_Aim_
In the entries below, count every line with the word "this". Return only the count.

Working data start

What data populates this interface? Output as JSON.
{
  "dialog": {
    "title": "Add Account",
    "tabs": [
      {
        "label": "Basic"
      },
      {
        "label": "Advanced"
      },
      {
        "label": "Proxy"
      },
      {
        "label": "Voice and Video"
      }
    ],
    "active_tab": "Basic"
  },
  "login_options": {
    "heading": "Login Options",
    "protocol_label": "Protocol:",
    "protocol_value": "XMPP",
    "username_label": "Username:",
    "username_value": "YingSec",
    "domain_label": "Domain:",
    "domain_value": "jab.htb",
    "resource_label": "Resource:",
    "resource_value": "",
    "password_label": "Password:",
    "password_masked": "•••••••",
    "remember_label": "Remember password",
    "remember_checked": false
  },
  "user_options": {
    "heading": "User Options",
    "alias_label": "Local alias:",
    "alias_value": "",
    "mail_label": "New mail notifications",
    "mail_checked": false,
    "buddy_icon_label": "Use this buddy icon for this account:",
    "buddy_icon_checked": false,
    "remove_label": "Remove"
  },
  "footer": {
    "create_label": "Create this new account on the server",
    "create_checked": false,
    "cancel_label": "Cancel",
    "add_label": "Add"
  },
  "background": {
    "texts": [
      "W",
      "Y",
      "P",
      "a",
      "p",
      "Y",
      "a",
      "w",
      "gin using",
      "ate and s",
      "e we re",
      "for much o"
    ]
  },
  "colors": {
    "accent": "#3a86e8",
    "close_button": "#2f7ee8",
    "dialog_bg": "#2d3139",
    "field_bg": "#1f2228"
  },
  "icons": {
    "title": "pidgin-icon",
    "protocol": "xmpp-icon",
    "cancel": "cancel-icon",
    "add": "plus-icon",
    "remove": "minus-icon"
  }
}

Working data end

_Exercise solution_
3